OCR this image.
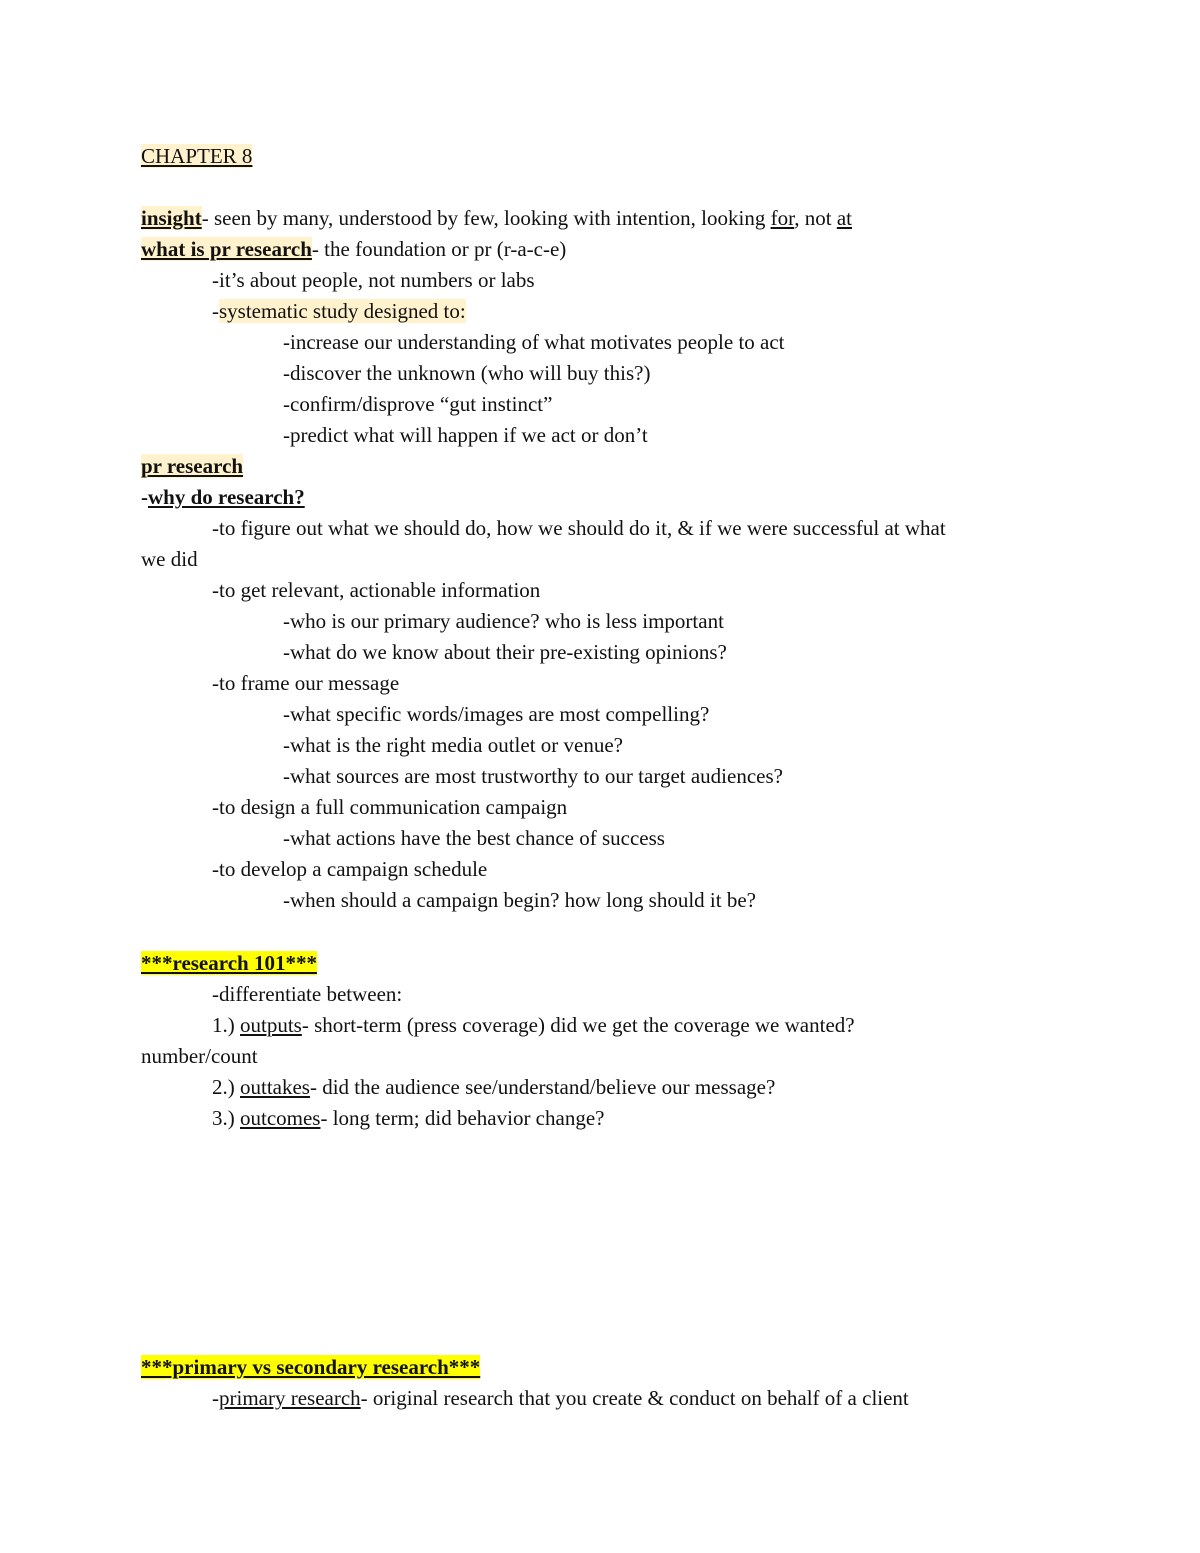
CHAPTER 8
insight- seen by many, understood by few, looking with intention, looking for, not at
what is pr research- the foundation or pr (r-a-c-e)
-it’s about people, not numbers or labs
-systematic study designed to:
-increase our understanding of what motivates people to act
-discover the unknown (who will buy this?)
-confirm/disprove “gut instinct”
-predict what will happen if we act or don’t
pr research
-why do research?
-to figure out what we should do, how we should do it, & if we were successful at what
we did
-to get relevant, actionable information
-who is our primary audience? who is less important
-what do we know about their pre-existing opinions?
-to frame our message
-what specific words/images are most compelling?
-what is the right media outlet or venue?
-what sources are most trustworthy to our target audiences?
-to design a full communication campaign
-what actions have the best chance of success
-to develop a campaign schedule
-when should a campaign begin? how long should it be?
***research 101***
-differentiate between:
1.) outputs- short-term (press coverage) did we get the coverage we wanted?
number/count
2.) outtakes- did the audience see/understand/believe our message?
3.) outcomes- long term; did behavior change?
***primary vs secondary research***
-primary research- original research that you create & conduct on behalf of a client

----------

# PROBLEM TO WORK ON
Where a line contains "will", copy that line.

# PROBLEM SOLUTION
-discover the unknown (who will buy this?)
-predict what will happen if we act or don’t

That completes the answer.